* [TASK STATEMENT]:
Without the pictures, set down the records below word for word.
-----
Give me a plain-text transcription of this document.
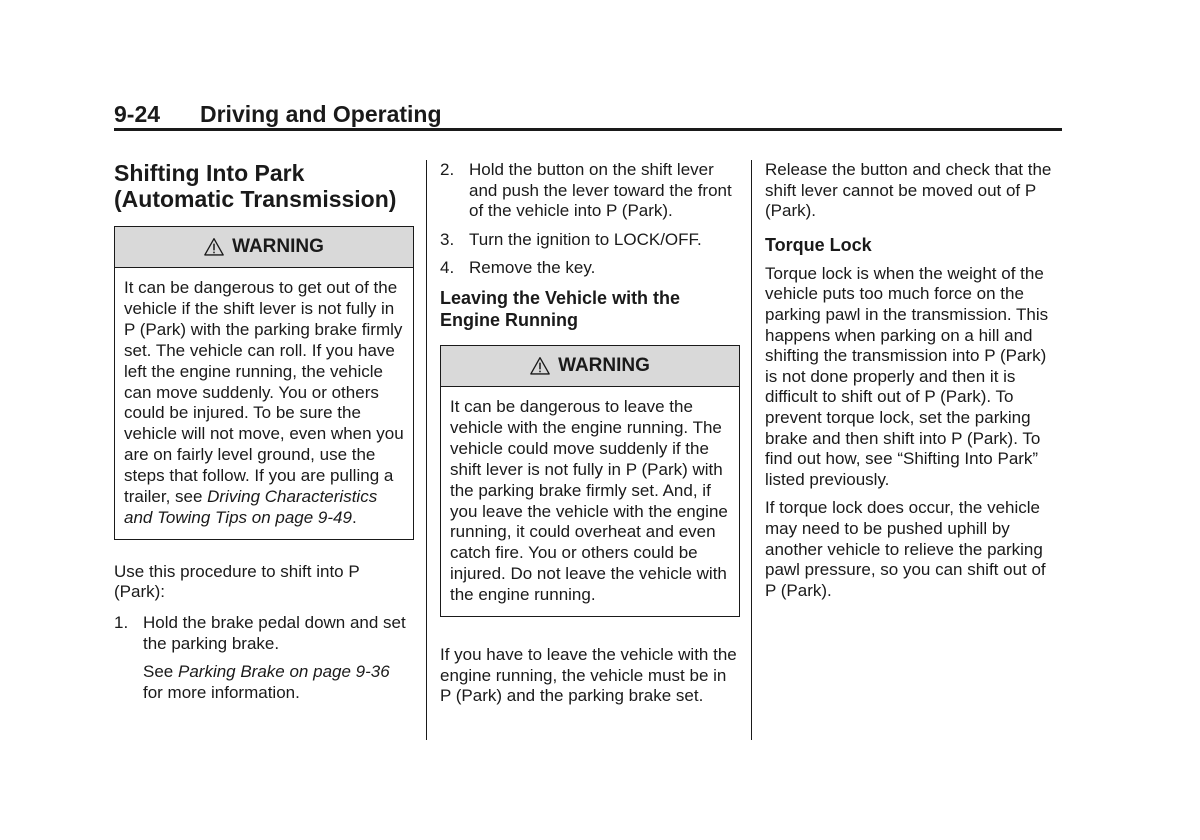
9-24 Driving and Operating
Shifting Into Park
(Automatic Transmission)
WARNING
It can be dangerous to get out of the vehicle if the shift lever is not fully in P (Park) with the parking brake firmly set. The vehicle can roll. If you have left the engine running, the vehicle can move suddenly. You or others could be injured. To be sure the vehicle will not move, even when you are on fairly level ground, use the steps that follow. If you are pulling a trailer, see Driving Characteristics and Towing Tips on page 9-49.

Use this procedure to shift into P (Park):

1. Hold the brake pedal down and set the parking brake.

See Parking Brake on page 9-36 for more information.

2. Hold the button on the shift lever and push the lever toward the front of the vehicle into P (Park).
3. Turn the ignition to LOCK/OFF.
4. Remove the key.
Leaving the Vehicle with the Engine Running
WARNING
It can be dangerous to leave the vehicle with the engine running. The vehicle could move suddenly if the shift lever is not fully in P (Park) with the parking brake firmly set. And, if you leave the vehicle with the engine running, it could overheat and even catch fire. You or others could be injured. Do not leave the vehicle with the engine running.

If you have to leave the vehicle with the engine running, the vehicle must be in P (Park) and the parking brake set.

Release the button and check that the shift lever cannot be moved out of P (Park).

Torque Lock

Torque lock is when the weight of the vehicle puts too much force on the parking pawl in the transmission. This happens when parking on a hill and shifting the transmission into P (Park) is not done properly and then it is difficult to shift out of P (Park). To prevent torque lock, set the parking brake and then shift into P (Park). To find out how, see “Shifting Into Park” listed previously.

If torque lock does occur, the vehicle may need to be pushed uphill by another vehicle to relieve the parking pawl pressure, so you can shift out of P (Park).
-----
* [ANSWER TO THE PROBLEM]:
Give me a plain-text transcription of this document.
9-24 Driving and Operating
Shifting Into Park
(Automatic Transmission)
WARNING
It can be dangerous to get out of the vehicle if the shift lever is not fully in P (Park) with the parking brake firmly set. The vehicle can roll. If you have left the engine running, the vehicle can move suddenly. You or others could be injured. To be sure the vehicle will not move, even when you are on fairly level ground, use the steps that follow. If you are pulling a trailer, see Driving Characteristics and Towing Tips on page 9-49.

Use this procedure to shift into P (Park):

1. Hold the brake pedal down and set the parking brake.

See Parking Brake on page 9-36 for more information.

2. Hold the button on the shift lever and push the lever toward the front of the vehicle into P (Park).
3. Turn the ignition to LOCK/OFF.
4. Remove the key.
Leaving the Vehicle with the Engine Running
WARNING
It can be dangerous to leave the vehicle with the engine running. The vehicle could move suddenly if the shift lever is not fully in P (Park) with the parking brake firmly set. And, if you leave the vehicle with the engine running, it could overheat and even catch fire. You or others could be injured. Do not leave the vehicle with the engine running.

If you have to leave the vehicle with the engine running, the vehicle must be in P (Park) and the parking brake set.

Release the button and check that the shift lever cannot be moved out of P (Park).

Torque Lock

Torque lock is when the weight of the vehicle puts too much force on the parking pawl in the transmission. This happens when parking on a hill and shifting the transmission into P (Park) is not done properly and then it is difficult to shift out of P (Park). To prevent torque lock, set the parking brake and then shift into P (Park). To find out how, see “Shifting Into Park” listed previously.

If torque lock does occur, the vehicle may need to be pushed uphill by another vehicle to relieve the parking pawl pressure, so you can shift out of P (Park).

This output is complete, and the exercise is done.